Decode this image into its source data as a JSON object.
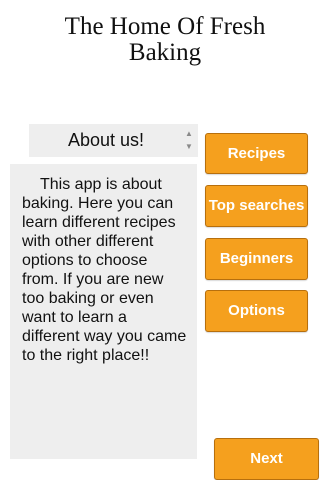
{
  "header": {
    "title": "The Home Of Fresh Baking"
  },
  "about": {
    "selected": "About us!",
    "text": "This app is about baking. Here you can learn different recipes with other different options to choose from. If you are new too baking or even want to learn a different way you came to the right place!!"
  },
  "nav": {
    "recipes": "Recipes",
    "top_searches": "Top searches",
    "beginners": "Beginners",
    "options": "Options"
  },
  "footer": {
    "next": "Next"
  },
  "colors": {
    "button": "#f5a01e",
    "button_border": "#b76f0d",
    "panel": "#eeeeee"
  },
  "icons": {
    "spinner_up": "chevron-up-icon",
    "spinner_down": "chevron-down-icon"
  }
}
----
> Work to be completed: Pull out every line of the records that includes the string "options".

> The response:
    "text": "This app is about baking. Here you can learn different recipes with other different options to choose from. If you are new too baking or even want to learn a different way you came to the right place!!"
    "options": "Options"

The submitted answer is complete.